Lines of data
* begin *
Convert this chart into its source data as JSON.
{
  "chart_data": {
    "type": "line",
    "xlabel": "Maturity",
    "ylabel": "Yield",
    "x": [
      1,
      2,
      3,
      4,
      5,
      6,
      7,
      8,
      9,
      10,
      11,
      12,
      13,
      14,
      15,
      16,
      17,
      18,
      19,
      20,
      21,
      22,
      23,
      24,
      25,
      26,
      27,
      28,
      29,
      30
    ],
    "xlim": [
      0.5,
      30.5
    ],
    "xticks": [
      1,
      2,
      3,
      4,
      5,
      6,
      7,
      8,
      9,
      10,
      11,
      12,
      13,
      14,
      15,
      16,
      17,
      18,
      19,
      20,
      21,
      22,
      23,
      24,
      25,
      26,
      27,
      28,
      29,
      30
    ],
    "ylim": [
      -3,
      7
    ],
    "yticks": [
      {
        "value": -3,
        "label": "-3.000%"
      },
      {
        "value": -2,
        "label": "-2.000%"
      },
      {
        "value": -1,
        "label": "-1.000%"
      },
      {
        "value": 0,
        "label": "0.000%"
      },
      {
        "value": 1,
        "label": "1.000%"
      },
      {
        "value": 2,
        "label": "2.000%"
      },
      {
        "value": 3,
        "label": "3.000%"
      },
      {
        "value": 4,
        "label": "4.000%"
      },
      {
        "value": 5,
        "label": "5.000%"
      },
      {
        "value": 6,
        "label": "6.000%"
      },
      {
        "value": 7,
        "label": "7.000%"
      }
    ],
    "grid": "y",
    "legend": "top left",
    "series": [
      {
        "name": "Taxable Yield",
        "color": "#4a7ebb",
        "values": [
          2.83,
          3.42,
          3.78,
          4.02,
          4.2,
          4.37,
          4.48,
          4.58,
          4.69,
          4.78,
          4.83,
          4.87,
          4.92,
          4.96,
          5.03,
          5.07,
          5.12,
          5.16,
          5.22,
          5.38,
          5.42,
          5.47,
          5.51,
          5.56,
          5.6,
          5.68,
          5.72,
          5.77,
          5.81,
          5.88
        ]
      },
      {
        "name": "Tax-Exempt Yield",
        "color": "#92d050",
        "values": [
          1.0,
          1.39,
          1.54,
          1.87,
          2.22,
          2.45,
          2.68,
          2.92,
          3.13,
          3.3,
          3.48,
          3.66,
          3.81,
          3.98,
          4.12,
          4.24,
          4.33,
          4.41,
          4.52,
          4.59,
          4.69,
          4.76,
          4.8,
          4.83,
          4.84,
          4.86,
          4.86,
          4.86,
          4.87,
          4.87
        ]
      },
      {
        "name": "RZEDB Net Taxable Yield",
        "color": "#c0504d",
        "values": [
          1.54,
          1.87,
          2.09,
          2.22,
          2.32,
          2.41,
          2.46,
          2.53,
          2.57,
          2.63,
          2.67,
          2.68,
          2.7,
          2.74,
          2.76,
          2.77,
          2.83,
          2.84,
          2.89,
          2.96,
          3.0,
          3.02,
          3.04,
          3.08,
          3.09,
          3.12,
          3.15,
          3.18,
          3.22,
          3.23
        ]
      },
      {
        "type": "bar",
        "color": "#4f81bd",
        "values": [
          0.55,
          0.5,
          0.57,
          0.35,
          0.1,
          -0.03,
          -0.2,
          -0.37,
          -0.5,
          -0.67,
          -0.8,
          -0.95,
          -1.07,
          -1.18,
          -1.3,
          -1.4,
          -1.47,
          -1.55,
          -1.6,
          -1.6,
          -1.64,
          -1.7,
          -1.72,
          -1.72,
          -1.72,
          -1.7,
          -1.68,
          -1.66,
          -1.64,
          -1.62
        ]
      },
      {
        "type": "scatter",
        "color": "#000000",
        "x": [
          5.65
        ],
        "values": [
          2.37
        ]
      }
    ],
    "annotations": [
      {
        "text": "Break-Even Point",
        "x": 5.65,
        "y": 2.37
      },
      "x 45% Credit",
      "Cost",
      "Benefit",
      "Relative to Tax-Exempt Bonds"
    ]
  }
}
* end *
- [REQUIRED WORK] Pull every line containing the word "Exempt" out of the entries above.

- [EXERCISE ANSWER]
        "name": "Tax-Exempt Yield",
      "Relative to Tax-Exempt Bonds"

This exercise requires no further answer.